The task> Please count the lines below that contain the word "this", and reply with that number alone.

(Stored records)
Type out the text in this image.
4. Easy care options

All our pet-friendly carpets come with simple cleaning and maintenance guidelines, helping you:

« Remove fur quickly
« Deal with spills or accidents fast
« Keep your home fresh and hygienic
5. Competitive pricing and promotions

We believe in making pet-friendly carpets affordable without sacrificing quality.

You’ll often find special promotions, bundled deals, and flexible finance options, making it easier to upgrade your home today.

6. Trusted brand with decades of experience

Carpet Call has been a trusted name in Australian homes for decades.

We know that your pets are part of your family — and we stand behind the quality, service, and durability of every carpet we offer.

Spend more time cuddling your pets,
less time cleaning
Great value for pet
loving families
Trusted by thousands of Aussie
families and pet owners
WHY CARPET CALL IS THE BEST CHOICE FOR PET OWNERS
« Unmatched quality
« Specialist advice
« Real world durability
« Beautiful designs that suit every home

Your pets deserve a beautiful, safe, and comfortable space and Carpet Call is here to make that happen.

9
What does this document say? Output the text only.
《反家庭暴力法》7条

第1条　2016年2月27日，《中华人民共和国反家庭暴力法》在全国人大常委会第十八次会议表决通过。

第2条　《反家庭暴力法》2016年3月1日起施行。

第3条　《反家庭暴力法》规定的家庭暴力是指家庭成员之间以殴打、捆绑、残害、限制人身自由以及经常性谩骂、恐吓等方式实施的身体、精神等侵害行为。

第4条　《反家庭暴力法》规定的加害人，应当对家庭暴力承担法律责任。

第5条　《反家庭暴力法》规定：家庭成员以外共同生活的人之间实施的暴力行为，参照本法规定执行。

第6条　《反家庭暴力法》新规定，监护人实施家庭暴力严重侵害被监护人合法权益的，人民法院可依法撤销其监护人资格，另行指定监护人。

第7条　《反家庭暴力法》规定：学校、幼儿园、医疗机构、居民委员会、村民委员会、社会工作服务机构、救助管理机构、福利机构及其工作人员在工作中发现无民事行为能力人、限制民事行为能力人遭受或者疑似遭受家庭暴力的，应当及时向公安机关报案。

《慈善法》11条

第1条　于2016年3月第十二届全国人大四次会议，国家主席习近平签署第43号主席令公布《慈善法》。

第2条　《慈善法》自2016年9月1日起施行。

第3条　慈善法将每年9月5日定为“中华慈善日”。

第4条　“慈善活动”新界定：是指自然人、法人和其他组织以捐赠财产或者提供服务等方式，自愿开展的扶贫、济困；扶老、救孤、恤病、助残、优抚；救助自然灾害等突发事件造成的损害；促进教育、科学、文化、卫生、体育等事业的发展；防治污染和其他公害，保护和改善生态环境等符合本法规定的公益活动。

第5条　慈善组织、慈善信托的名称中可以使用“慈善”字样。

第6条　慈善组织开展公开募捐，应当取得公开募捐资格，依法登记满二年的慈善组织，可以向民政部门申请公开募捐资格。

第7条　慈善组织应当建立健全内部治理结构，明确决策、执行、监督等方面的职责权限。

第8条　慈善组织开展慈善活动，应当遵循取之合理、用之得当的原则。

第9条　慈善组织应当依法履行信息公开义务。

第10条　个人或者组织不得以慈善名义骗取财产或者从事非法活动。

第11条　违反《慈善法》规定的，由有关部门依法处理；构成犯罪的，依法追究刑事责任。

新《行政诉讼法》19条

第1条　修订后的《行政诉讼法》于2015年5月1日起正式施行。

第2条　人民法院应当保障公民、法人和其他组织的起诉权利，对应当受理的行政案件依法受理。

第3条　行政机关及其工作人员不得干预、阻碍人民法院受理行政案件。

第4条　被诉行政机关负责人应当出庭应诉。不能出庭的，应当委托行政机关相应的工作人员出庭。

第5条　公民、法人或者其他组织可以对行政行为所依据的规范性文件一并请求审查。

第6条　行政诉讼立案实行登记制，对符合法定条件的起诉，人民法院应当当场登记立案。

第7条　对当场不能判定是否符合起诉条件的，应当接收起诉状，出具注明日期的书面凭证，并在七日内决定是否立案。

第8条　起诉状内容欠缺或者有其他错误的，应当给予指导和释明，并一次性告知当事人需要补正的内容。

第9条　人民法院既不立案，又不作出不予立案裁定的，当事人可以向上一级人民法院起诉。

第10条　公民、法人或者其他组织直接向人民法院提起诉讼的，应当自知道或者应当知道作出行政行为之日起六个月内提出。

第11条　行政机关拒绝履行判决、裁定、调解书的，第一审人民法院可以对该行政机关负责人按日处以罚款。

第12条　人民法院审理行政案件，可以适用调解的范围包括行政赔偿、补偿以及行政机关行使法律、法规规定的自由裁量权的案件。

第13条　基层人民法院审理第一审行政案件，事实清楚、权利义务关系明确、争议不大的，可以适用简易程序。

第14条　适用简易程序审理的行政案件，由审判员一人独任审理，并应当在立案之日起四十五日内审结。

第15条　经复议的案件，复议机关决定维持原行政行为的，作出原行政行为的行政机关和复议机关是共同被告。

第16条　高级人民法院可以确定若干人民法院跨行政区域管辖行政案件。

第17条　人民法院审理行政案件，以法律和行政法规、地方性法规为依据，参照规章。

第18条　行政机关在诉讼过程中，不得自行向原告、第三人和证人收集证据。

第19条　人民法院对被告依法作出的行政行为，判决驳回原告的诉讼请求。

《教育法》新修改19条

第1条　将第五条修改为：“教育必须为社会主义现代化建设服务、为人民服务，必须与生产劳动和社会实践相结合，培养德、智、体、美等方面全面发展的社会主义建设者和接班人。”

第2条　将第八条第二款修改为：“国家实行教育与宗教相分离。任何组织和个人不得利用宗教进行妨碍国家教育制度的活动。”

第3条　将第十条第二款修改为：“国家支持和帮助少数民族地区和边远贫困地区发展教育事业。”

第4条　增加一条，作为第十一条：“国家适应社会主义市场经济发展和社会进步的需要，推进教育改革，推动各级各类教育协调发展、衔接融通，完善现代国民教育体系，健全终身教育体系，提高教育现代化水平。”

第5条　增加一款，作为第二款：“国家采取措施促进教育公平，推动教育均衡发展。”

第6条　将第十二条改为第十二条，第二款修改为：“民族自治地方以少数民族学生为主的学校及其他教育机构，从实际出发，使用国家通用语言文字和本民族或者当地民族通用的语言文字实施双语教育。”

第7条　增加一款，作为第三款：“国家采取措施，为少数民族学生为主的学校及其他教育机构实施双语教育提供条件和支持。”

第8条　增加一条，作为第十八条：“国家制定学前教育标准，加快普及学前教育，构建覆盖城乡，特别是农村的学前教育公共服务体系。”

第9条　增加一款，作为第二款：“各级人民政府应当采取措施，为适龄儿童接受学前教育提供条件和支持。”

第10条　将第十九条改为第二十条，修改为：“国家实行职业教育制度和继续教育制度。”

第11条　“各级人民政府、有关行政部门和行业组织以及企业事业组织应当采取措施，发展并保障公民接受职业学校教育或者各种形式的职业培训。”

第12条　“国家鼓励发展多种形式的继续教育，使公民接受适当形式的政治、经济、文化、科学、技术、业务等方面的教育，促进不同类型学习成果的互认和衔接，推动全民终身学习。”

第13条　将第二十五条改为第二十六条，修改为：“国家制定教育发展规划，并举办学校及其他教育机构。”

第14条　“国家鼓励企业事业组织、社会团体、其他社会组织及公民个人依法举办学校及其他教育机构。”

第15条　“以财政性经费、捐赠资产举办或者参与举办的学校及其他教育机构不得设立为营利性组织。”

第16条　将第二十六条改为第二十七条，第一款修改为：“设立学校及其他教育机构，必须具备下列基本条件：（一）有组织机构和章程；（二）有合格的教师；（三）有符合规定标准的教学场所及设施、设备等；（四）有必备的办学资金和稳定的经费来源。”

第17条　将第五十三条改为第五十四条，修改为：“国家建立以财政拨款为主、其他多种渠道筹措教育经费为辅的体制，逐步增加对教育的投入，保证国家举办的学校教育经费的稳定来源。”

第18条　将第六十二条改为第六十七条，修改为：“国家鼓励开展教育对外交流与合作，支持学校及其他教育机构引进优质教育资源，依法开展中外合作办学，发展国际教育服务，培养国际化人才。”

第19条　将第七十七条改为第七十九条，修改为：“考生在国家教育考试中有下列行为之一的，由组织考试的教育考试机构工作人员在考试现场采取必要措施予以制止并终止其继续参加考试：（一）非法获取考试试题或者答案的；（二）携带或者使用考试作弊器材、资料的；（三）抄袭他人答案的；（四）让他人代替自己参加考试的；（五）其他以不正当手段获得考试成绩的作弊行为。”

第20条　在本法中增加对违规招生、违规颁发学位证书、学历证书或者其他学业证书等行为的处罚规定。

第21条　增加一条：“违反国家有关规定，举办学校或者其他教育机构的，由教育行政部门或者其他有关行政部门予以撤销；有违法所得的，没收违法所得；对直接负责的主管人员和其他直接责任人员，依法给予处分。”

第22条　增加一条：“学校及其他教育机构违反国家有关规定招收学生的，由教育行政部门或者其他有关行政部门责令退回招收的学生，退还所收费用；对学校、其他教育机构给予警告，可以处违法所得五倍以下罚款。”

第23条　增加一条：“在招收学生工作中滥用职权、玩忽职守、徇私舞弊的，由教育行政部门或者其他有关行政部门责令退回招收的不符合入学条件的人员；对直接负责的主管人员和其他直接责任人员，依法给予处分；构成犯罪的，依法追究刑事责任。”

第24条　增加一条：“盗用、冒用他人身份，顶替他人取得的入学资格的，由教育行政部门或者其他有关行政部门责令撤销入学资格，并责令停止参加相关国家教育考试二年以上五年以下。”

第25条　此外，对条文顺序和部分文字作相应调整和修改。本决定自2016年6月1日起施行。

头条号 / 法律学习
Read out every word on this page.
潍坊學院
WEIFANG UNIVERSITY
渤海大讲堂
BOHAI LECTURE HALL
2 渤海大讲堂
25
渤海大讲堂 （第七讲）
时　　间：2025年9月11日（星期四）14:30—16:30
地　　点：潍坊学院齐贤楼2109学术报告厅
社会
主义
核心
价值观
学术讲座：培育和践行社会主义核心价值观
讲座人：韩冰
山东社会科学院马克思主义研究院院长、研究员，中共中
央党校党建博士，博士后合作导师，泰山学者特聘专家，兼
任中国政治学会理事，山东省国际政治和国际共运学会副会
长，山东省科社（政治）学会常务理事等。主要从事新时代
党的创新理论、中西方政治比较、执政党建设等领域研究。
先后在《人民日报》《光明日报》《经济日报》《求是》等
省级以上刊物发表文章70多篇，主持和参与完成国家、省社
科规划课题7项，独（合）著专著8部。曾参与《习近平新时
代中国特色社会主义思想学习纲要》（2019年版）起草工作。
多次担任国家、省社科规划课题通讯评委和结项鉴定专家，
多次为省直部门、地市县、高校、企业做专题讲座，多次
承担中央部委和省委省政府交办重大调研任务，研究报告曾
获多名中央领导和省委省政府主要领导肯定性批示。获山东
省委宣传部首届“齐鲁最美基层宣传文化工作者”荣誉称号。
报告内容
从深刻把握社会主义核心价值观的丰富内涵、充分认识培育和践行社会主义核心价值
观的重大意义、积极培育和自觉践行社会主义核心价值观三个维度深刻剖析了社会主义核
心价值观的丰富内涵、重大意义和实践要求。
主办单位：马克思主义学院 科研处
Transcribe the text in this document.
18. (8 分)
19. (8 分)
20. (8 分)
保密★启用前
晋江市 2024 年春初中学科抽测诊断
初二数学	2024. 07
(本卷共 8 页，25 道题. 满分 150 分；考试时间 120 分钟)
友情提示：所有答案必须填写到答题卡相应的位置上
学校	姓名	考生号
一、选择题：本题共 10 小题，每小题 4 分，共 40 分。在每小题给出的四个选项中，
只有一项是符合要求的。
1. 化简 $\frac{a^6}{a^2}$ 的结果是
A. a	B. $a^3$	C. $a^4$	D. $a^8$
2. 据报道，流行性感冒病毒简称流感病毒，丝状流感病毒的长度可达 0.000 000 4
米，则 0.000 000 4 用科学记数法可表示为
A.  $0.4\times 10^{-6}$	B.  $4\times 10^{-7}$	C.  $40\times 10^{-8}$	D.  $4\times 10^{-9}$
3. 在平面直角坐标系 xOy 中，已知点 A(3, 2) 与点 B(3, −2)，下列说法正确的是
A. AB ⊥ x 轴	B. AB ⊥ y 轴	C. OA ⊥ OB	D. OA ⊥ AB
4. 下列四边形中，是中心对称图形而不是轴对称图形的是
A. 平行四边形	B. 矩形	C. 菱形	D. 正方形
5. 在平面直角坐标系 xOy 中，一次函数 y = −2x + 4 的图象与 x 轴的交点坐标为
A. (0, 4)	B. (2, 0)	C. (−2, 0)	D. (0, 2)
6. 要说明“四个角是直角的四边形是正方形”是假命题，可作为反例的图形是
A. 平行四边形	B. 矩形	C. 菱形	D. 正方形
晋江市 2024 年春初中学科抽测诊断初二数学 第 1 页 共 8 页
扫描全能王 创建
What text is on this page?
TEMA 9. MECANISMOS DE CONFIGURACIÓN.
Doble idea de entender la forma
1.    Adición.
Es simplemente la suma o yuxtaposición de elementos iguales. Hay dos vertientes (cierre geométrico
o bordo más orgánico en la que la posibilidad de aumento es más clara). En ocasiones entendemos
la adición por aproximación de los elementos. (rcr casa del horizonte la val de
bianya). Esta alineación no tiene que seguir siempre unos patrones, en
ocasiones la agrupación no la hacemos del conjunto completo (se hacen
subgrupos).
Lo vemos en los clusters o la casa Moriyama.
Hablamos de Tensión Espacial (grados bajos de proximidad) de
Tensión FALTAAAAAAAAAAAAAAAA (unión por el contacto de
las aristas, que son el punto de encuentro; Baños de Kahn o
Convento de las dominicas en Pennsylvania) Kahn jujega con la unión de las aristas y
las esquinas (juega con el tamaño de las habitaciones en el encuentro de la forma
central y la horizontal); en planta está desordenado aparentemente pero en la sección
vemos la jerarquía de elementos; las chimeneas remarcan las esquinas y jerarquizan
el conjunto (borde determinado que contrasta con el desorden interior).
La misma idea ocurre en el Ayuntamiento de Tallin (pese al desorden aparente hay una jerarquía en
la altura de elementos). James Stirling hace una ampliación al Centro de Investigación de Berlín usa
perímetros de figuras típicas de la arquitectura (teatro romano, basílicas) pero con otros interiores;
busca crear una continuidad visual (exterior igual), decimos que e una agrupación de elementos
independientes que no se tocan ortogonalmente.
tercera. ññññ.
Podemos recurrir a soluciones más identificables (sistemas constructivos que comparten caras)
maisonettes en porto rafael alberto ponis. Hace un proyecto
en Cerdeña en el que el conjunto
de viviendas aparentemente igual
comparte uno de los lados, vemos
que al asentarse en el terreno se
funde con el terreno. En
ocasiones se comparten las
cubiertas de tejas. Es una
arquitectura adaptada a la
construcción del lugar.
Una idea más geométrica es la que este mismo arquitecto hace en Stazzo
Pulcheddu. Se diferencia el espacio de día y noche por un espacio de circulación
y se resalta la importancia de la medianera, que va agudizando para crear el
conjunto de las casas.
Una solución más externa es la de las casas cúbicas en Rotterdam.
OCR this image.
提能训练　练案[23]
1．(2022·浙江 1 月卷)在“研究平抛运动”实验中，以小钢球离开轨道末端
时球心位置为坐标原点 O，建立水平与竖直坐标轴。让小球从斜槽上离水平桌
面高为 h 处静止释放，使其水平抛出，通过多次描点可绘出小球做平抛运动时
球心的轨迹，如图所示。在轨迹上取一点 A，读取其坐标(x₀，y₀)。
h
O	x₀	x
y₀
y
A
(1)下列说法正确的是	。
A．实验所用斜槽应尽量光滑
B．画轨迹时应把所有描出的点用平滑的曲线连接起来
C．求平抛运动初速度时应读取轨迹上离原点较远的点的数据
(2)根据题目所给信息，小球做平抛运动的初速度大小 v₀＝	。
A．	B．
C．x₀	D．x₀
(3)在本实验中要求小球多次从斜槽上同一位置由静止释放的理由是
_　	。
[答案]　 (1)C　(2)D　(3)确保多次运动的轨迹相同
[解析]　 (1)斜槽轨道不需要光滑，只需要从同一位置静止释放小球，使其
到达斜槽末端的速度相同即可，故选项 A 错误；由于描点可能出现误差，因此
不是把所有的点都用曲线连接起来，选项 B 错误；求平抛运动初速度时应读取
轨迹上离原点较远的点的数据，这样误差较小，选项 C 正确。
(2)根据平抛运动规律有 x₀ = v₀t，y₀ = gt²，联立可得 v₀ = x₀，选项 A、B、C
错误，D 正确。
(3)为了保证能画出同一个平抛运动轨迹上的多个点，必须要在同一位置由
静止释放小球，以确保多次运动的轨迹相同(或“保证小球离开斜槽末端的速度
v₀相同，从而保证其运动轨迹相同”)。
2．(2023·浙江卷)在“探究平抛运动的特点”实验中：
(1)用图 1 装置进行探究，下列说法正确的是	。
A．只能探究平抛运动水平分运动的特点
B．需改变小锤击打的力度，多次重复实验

Exercise answer> 6